TEXTO PARA LEITURA.
Caros leitores e leitoras, quem me conhece há mais de alguns textos, sabe o quanto prezo pela paternidade e adoro falar sobre o tema. Me tornei pai aos 27 anos, depois de um longo período de solicitações de todos da família, uma vez que tinha um relacionamento desde os dezesseis anos. Para cobrir, em partes, a demanda, temos quatros cães que nos acompanham até hoje. Clark, o mais velho, já tem treze anos e é o verdadeiro rei da casa, mas de fato faltavam “algumas coisas” em nossas vidas.
Antes de falar de minha paternidade, preciso recordar a minha fase como – exclusivamente – filho. Meu pai, Oclarício Bomba, hoje um senhor saudável de 75 anos, foi sempre caminhoneiro, pelo menos é a memória que tenho. Em suas longas viagens – algumas duravam quase um mês – trazia sempre uma experiência nova, um objeto para mostrar que lembrou de mim e de minhas irmãs. O que mais gostava era de docinhos de beira de estrada como paçocas e docinhos de leite. Sempre muito rígido, parecia não demonstrar muito carinho, coisa que hoje vejo com outros olhares.
Meu pai tardou a demonstrar afeto direto, com abraços, beijos e declarações. Hoje, sempre que pode, faz isso com certa intensidade. Essa mudança começou quando eu tinha meus 18 anos e saí de casa em definitivo. Eu havia saído uma vez aos 16 anos, indo morar no Rio de Janeiro, e após os planos não darem tão certo, voltei poucos meses depois. Meu sonho de ser ator se tornou um pesadelo, mas minha família estava lá quando parti e, principalmente, quando voltei. O maior medo do meu pai – hoje sei, pois ele me contou – era que eu não desse “certo” na vida. Eu ainda não dei “certo” na vida na opinião de muitos, mas na do meu pai eu já sou tudo que ele sonhou. Isso me motiva a querer ser ainda mais.

TAREFA A CUMPRIR.
Reescreva em forma de lista o parágrafo do relato sobre paternidade que começa com "Antes de falar de minha paternidade", mantendo os fatos principais. As linhas não têm relação com nada do que se pede aqui.

TRECHOS DAS LINHAS.
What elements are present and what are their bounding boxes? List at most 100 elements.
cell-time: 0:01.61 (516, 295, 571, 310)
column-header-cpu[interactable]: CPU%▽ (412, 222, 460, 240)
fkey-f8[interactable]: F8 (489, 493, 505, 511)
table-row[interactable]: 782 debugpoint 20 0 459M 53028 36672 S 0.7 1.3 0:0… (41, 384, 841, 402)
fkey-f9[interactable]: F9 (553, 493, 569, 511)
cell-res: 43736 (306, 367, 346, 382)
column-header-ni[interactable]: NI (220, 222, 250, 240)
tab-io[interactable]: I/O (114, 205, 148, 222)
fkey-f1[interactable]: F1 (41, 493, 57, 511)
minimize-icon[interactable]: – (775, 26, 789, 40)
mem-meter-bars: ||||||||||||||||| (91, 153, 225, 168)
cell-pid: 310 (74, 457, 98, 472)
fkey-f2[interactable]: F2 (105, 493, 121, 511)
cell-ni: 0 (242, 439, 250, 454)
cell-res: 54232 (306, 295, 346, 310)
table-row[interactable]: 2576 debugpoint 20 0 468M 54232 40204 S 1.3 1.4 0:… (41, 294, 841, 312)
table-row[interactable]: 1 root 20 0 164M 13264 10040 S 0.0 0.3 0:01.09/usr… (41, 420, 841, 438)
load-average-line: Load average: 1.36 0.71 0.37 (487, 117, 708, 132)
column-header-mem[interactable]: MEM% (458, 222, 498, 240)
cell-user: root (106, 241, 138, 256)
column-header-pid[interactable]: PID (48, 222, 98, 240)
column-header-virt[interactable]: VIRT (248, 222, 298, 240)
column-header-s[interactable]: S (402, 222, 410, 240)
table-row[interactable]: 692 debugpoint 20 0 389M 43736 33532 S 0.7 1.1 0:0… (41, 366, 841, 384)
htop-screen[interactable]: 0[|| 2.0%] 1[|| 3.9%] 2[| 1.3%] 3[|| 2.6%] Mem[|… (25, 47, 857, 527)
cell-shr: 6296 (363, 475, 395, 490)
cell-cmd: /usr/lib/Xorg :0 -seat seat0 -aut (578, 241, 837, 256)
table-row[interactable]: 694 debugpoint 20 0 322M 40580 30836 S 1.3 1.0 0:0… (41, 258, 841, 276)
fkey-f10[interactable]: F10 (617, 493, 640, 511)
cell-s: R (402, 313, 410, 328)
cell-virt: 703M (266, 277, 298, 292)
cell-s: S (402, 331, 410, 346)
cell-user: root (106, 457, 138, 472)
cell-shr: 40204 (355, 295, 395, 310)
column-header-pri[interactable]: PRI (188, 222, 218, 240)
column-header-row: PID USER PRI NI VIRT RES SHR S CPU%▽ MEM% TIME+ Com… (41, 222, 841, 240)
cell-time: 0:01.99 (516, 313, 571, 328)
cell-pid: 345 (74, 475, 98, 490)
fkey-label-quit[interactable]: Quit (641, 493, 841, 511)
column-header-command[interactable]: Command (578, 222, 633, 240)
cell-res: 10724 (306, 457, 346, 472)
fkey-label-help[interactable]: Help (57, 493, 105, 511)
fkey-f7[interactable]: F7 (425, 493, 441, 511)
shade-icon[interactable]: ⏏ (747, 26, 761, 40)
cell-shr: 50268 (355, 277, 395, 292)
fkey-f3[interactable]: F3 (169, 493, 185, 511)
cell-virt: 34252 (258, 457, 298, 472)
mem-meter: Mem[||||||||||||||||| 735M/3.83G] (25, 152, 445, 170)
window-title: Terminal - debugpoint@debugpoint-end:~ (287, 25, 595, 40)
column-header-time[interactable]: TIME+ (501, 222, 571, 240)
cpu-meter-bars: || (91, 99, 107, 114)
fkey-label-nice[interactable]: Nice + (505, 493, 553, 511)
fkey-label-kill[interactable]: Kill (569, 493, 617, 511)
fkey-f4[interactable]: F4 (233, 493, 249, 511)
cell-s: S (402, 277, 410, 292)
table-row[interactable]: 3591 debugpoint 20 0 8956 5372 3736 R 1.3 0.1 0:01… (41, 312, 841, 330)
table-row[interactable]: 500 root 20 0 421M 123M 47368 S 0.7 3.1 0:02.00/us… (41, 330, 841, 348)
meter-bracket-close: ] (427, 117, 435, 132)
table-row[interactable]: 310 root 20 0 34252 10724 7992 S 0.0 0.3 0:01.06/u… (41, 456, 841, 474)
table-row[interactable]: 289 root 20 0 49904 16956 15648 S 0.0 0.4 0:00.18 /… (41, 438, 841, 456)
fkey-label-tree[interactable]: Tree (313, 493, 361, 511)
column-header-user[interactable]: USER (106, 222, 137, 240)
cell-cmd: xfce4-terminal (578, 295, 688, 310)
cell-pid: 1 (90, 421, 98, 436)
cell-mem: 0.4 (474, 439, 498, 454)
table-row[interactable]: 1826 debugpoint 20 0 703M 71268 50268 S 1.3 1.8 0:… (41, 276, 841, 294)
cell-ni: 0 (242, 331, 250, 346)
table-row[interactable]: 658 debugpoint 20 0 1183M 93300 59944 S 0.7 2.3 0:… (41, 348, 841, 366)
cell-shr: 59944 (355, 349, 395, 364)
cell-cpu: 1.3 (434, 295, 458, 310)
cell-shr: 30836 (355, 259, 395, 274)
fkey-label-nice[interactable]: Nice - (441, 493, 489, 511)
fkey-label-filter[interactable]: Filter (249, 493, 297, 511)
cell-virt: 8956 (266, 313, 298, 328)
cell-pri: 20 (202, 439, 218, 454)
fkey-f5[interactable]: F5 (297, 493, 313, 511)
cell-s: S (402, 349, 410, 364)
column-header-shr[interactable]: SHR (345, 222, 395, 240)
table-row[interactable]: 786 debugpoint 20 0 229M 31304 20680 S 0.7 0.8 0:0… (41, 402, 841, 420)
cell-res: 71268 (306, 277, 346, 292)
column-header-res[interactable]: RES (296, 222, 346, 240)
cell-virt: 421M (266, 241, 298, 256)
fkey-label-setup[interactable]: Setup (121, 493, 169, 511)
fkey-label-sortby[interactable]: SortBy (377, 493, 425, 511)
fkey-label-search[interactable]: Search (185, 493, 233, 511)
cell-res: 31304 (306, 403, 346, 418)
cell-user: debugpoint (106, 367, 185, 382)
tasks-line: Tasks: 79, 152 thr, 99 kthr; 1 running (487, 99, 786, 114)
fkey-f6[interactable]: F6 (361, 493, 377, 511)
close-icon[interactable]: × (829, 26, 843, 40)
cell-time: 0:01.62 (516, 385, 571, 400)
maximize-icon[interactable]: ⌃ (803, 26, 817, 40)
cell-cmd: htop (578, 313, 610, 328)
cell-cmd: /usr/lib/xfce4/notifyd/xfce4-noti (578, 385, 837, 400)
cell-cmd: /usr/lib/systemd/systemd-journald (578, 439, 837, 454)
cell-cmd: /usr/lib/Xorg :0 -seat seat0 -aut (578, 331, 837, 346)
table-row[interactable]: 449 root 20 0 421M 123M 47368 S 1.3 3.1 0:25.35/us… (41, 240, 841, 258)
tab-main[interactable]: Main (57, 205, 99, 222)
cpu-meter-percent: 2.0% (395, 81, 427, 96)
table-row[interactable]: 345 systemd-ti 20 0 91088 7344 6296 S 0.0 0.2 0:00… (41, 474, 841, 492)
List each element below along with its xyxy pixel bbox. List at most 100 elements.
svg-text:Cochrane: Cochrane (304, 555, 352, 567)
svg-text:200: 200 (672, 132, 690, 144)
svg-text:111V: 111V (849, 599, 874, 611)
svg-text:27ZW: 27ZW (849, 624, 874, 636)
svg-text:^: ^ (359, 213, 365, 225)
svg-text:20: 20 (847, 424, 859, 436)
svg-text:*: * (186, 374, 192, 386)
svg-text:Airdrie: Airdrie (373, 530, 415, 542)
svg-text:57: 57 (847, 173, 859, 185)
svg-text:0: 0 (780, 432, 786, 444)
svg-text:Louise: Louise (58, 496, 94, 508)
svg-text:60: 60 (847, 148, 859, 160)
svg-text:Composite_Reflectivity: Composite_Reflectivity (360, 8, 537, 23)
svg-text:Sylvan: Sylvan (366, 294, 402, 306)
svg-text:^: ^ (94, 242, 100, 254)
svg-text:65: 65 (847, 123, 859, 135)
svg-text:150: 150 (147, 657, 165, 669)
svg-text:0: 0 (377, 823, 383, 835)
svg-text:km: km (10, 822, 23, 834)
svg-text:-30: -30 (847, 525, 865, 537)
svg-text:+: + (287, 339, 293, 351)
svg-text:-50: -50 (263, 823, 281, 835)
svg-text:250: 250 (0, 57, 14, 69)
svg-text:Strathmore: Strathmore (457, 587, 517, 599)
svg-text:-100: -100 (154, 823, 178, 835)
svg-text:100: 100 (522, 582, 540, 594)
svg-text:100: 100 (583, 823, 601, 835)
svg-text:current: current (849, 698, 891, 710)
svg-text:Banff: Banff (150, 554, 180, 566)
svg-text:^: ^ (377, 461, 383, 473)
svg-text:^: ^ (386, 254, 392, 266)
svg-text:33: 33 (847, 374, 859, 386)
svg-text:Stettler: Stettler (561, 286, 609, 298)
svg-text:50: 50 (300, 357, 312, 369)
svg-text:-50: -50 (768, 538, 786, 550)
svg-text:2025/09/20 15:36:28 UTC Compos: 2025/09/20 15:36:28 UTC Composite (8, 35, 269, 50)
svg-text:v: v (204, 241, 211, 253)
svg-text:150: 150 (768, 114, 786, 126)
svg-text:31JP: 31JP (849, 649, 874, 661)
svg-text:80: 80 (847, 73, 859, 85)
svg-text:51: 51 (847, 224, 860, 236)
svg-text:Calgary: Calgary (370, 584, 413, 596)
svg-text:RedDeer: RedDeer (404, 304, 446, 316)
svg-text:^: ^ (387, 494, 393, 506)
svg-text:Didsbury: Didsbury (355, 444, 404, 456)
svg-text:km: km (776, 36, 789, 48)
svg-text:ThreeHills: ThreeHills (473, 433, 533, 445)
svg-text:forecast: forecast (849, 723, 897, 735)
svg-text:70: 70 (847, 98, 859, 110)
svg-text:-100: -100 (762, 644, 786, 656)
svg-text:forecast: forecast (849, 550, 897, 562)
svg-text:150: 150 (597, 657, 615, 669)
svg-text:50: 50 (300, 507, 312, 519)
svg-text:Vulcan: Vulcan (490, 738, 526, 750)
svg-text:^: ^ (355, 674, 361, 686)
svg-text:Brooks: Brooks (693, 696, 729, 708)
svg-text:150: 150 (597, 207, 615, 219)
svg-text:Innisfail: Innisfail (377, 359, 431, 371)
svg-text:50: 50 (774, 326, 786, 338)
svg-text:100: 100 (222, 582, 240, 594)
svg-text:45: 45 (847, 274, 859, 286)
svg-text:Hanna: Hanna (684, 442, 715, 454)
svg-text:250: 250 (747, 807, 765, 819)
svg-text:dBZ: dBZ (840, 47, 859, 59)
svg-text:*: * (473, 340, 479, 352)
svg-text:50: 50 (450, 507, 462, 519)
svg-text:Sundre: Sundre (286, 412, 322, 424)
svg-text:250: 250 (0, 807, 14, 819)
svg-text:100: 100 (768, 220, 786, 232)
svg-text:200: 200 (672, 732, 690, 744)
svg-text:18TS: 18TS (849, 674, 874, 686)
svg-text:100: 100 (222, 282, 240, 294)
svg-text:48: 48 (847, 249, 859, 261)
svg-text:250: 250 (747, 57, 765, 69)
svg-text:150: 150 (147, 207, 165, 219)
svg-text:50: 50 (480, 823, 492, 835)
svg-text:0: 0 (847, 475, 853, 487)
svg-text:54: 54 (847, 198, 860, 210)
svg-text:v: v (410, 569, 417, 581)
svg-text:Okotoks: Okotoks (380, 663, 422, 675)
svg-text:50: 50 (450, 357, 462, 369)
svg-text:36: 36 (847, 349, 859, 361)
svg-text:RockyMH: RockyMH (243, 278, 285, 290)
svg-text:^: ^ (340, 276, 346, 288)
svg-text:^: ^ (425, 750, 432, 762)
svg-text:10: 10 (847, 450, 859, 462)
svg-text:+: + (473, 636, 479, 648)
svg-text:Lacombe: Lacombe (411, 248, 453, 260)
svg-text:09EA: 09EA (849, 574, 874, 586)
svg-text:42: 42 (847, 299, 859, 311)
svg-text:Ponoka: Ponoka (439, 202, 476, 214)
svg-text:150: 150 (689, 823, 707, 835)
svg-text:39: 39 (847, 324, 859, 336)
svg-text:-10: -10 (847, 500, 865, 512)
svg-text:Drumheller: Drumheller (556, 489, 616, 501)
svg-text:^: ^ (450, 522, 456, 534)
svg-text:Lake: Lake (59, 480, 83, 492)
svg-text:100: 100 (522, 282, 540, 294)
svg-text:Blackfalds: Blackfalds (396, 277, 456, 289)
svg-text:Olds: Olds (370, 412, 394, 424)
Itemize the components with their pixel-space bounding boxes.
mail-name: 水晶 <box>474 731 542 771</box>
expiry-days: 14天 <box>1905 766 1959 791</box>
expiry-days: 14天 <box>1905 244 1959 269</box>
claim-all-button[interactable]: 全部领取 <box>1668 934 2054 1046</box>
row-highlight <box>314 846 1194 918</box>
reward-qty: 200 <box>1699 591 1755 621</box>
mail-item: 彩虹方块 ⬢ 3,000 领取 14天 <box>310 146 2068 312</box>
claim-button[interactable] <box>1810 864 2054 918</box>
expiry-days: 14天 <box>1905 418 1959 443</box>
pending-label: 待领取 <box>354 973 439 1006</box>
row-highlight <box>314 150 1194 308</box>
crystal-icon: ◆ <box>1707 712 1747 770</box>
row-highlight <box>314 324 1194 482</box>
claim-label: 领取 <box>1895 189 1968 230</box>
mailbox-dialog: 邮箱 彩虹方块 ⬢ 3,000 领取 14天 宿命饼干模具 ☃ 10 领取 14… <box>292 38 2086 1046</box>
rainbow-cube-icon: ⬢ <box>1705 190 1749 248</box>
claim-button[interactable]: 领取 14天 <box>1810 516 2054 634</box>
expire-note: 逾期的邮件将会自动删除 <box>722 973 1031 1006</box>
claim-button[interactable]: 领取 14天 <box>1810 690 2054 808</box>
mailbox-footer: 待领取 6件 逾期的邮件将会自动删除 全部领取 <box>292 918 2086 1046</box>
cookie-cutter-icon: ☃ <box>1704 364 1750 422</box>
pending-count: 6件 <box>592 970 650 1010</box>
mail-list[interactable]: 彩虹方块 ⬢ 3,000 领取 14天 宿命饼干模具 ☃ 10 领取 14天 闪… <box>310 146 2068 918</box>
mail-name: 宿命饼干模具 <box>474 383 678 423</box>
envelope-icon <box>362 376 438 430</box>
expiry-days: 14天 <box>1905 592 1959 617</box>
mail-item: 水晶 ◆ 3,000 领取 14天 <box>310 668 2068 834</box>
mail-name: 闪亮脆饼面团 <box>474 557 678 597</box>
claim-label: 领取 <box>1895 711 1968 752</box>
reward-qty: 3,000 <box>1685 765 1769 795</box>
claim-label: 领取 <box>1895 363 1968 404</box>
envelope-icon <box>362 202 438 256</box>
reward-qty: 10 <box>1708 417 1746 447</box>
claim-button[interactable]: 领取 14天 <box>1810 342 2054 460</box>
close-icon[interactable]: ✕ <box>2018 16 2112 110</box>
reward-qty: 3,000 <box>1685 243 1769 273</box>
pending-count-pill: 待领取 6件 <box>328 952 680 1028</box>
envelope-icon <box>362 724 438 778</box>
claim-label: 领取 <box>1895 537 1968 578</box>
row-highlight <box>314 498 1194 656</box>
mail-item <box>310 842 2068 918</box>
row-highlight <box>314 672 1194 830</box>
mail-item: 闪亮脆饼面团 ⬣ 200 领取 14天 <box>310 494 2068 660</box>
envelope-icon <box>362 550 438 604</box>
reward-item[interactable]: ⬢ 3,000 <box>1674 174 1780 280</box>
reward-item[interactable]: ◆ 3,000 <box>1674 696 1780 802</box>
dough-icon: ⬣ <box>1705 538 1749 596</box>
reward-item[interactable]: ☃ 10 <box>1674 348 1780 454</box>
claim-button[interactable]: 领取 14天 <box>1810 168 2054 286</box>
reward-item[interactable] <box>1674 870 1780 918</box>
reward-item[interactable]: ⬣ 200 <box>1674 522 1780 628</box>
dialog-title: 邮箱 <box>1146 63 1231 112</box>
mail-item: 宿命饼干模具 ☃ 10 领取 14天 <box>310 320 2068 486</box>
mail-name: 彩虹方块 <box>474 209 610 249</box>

SOLUÇÃO PROPOSTA.
- Antes de falar da própria paternidade, o narrador relembra sua fase exclusivamente como filho.
- O pai, Oclarício Bomba, hoje tem 75 anos, é saudável e, pela memória do narrador, sempre foi caminhoneiro.
- De viagens longas, algumas de quase um mês, o pai trazia sempre uma experiência nova e um objeto para mostrar que tinha se lembrado do narrador e das irmãs.
- Os preferidos eram docinhos de beira de estrada, como paçocas e docinhos de leite.
- Sempre muito rígido, o pai parecia não demonstrar muito carinho, algo que hoje o narrador vê com outros olhos.